Exercise instructions -
Indicate only the number of lines in the listing below in which the word "左正右负" appears.

Data provided start

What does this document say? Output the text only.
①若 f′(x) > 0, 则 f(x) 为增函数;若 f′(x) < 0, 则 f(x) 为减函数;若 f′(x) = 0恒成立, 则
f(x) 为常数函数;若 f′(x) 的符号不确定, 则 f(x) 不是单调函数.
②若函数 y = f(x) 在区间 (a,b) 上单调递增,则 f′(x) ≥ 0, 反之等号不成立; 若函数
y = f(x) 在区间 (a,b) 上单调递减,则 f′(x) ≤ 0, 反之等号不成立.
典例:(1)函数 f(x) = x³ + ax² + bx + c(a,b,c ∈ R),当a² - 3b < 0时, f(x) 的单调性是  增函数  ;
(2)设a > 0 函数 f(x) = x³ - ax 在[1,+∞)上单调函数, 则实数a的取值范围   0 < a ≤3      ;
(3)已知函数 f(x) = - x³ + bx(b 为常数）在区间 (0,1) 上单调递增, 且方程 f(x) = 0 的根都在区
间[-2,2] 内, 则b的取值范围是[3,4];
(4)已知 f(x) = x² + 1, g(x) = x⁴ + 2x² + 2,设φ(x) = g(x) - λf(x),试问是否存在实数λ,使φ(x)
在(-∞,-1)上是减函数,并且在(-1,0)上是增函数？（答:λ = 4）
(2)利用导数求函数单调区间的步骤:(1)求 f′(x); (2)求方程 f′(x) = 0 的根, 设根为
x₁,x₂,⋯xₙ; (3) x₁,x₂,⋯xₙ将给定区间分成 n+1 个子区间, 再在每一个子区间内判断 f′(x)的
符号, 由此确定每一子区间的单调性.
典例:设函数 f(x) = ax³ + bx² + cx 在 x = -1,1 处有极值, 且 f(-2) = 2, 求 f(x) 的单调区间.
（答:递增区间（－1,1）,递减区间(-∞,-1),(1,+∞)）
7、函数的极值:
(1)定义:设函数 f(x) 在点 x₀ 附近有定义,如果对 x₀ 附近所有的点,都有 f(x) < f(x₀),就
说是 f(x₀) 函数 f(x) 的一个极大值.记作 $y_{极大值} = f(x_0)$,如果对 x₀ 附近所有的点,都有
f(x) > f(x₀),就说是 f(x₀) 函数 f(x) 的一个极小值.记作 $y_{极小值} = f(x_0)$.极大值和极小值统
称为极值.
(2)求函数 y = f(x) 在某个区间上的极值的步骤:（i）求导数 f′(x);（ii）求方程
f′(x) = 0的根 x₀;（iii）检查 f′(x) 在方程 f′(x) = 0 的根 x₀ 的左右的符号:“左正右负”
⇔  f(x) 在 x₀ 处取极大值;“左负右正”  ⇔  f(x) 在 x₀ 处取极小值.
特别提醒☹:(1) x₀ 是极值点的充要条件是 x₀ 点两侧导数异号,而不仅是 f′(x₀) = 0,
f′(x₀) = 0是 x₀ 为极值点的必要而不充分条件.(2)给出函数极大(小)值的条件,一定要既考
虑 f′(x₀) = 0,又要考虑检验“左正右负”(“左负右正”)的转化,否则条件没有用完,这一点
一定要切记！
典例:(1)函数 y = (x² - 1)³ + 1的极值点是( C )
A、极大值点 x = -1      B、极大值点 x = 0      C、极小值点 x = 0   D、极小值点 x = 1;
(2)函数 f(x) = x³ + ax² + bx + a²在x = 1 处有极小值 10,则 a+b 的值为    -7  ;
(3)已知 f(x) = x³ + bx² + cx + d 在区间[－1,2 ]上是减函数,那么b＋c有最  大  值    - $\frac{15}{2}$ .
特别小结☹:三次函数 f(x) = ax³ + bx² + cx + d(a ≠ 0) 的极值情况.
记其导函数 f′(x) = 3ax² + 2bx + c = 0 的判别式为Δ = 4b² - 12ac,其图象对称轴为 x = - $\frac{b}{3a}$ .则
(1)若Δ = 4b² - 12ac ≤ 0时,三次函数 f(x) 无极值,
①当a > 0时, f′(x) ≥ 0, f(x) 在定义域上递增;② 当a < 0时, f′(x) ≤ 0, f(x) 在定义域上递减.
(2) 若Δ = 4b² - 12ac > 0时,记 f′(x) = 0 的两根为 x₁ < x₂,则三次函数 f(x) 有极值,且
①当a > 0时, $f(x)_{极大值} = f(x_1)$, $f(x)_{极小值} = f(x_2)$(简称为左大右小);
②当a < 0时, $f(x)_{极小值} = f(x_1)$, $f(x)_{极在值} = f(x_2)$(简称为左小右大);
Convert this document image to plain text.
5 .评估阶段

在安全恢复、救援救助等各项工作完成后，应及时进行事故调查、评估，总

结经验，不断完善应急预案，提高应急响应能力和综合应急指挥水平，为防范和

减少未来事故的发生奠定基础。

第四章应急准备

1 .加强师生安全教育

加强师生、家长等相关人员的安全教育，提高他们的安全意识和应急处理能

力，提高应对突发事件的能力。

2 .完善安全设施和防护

Data provided end

Task output -
2